Set down the records once more, please, exactly and with the pictures left out.

---------- Records for this exercise

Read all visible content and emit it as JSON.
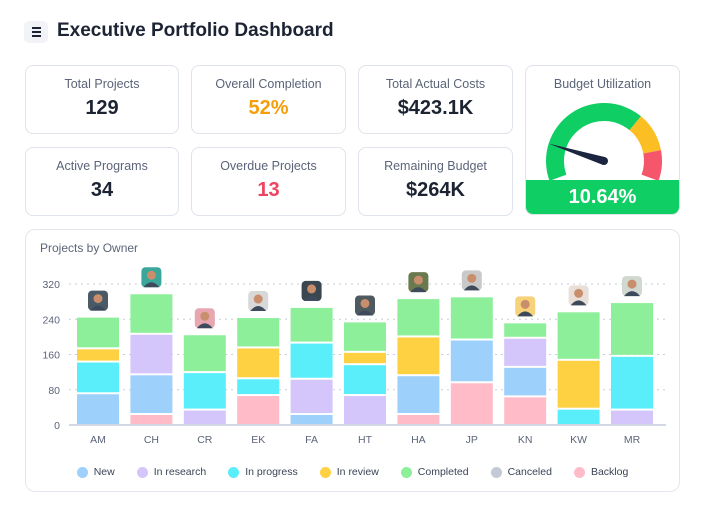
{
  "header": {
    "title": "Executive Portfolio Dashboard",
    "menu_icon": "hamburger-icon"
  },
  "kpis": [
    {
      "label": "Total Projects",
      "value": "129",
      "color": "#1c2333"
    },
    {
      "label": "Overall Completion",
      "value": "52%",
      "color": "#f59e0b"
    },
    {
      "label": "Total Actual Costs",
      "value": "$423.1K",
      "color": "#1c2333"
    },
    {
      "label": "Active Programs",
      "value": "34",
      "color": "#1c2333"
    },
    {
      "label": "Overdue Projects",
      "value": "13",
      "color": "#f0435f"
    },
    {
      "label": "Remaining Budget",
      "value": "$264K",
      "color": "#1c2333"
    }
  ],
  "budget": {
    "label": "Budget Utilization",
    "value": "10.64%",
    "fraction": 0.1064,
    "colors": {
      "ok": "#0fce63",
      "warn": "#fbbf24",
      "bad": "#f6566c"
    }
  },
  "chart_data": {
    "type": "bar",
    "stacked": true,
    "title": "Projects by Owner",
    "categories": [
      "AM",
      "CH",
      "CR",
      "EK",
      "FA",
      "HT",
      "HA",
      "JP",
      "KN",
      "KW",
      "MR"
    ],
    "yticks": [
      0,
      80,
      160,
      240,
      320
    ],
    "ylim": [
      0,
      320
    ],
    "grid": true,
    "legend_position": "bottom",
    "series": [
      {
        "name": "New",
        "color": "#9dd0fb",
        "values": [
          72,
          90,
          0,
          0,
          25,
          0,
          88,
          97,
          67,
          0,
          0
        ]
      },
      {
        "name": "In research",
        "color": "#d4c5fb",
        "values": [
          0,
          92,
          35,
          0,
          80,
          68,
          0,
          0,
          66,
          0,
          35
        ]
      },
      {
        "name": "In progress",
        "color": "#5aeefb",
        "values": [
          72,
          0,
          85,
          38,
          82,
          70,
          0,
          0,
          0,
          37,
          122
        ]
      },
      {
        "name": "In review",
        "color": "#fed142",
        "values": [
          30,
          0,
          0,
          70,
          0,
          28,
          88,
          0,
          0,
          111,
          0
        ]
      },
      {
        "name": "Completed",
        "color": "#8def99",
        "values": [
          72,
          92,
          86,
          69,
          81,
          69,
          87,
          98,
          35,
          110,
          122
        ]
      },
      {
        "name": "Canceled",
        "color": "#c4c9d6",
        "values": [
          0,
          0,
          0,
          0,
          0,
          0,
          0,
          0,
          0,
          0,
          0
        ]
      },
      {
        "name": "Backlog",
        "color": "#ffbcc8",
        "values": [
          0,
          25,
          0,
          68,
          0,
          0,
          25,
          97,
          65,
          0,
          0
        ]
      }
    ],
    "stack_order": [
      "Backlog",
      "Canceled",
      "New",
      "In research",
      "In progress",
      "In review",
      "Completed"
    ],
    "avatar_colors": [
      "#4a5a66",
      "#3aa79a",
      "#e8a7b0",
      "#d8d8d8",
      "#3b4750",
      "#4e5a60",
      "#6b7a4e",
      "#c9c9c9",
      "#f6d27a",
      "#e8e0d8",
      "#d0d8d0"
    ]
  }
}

--------------------

# The output
Read all visible content and emit it as JSON.
{
  "header": {
    "title": "Executive Portfolio Dashboard",
    "menu_icon": "hamburger-icon"
  },
  "kpis": [
    {
      "label": "Total Projects",
      "value": "129",
      "color": "#1c2333"
    },
    {
      "label": "Overall Completion",
      "value": "52%",
      "color": "#f59e0b"
    },
    {
      "label": "Total Actual Costs",
      "value": "$423.1K",
      "color": "#1c2333"
    },
    {
      "label": "Active Programs",
      "value": "34",
      "color": "#1c2333"
    },
    {
      "label": "Overdue Projects",
      "value": "13",
      "color": "#f0435f"
    },
    {
      "label": "Remaining Budget",
      "value": "$264K",
      "color": "#1c2333"
    }
  ],
  "budget": {
    "label": "Budget Utilization",
    "value": "10.64%",
    "fraction": 0.1064,
    "colors": {
      "ok": "#0fce63",
      "warn": "#fbbf24",
      "bad": "#f6566c"
    }
  },
  "chart_data": {
    "type": "bar",
    "stacked": true,
    "title": "Projects by Owner",
    "categories": [
      "AM",
      "CH",
      "CR",
      "EK",
      "FA",
      "HT",
      "HA",
      "JP",
      "KN",
      "KW",
      "MR"
    ],
    "yticks": [
      0,
      80,
      160,
      240,
      320
    ],
    "ylim": [
      0,
      320
    ],
    "grid": true,
    "legend_position": "bottom",
    "series": [
      {
        "name": "New",
        "color": "#9dd0fb",
        "values": [
          72,
          90,
          0,
          0,
          25,
          0,
          88,
          97,
          67,
          0,
          0
        ]
      },
      {
        "name": "In research",
        "color": "#d4c5fb",
        "values": [
          0,
          92,
          35,
          0,
          80,
          68,
          0,
          0,
          66,
          0,
          35
        ]
      },
      {
        "name": "In progress",
        "color": "#5aeefb",
        "values": [
          72,
          0,
          85,
          38,
          82,
          70,
          0,
          0,
          0,
          37,
          122
        ]
      },
      {
        "name": "In review",
        "color": "#fed142",
        "values": [
          30,
          0,
          0,
          70,
          0,
          28,
          88,
          0,
          0,
          111,
          0
        ]
      },
      {
        "name": "Completed",
        "color": "#8def99",
        "values": [
          72,
          92,
          86,
          69,
          81,
          69,
          87,
          98,
          35,
          110,
          122
        ]
      },
      {
        "name": "Canceled",
        "color": "#c4c9d6",
        "values": [
          0,
          0,
          0,
          0,
          0,
          0,
          0,
          0,
          0,
          0,
          0
        ]
      },
      {
        "name": "Backlog",
        "color": "#ffbcc8",
        "values": [
          0,
          25,
          0,
          68,
          0,
          0,
          25,
          97,
          65,
          0,
          0
        ]
      }
    ],
    "stack_order": [
      "Backlog",
      "Canceled",
      "New",
      "In research",
      "In progress",
      "In review",
      "Completed"
    ],
    "avatar_colors": [
      "#4a5a66",
      "#3aa79a",
      "#e8a7b0",
      "#d8d8d8",
      "#3b4750",
      "#4e5a60",
      "#6b7a4e",
      "#c9c9c9",
      "#f6d27a",
      "#e8e0d8",
      "#d0d8d0"
    ]
  }
}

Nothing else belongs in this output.